Where does the string "Combustion" appear in the records? Copy every line that contains it.

==========

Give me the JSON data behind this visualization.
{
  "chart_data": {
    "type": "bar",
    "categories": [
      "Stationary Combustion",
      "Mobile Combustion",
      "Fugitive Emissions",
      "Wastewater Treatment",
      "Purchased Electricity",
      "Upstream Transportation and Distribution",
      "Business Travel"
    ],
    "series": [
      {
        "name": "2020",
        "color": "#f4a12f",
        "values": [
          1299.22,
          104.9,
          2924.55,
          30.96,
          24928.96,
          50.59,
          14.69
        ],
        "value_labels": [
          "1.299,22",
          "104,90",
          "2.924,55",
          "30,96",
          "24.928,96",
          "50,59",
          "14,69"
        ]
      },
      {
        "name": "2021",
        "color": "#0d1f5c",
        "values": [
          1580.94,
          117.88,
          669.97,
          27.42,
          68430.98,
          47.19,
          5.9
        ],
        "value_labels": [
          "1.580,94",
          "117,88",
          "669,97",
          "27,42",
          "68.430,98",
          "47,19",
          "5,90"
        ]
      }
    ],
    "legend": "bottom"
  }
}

==========

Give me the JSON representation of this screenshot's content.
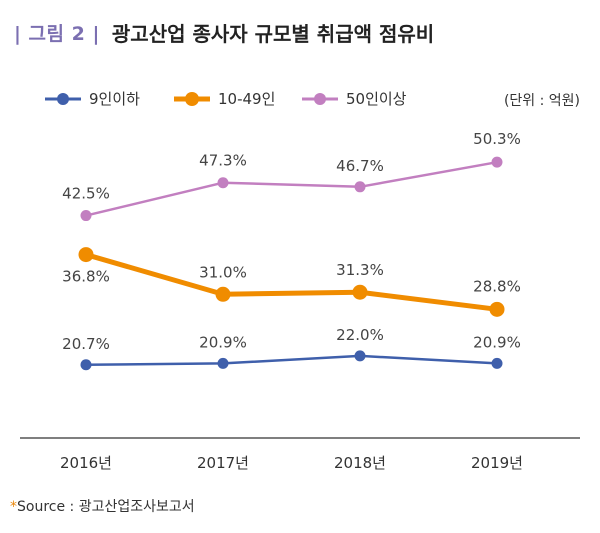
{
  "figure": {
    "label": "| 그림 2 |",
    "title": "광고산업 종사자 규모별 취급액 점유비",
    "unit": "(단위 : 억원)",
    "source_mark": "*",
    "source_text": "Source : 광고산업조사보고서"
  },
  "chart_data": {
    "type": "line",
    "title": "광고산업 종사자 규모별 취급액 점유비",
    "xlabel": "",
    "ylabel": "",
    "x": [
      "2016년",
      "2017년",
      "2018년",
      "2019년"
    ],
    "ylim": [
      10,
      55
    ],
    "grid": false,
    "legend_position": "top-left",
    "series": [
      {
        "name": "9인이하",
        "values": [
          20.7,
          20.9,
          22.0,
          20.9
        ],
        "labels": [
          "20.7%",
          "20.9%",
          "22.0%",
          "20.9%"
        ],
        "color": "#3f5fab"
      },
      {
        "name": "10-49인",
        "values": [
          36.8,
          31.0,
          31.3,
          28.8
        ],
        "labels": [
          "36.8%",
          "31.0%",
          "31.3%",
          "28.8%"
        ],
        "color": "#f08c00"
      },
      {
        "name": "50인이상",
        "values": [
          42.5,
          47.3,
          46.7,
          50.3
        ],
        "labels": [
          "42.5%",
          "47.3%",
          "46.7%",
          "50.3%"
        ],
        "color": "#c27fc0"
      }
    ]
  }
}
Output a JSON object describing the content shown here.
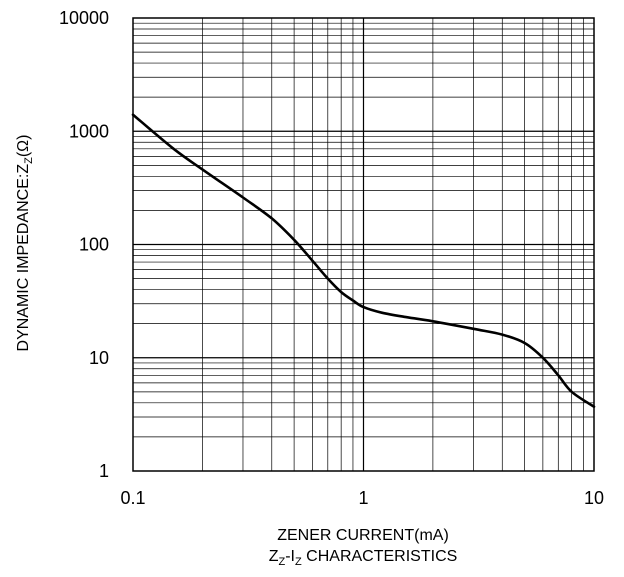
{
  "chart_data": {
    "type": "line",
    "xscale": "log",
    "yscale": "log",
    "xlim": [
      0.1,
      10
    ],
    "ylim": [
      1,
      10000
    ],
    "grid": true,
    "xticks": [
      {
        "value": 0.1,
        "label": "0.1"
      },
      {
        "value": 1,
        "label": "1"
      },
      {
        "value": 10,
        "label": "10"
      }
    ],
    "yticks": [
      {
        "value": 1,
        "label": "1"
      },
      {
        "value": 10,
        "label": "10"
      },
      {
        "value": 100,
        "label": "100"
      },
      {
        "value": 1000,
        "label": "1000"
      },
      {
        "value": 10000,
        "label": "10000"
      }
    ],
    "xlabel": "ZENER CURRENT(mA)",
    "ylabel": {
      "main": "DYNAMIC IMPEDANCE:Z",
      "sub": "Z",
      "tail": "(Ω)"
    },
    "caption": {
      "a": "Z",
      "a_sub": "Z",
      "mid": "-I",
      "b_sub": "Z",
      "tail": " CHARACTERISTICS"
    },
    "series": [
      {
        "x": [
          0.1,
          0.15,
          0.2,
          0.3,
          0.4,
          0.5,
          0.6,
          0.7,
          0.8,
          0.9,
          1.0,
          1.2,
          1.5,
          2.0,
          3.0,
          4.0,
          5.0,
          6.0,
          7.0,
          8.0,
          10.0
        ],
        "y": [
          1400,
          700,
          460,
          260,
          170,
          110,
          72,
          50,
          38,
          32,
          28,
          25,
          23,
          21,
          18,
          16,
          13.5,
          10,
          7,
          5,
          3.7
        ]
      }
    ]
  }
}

==========

**Response to this task:**
      "Stationary Combustion",
      "Mobile Combustion",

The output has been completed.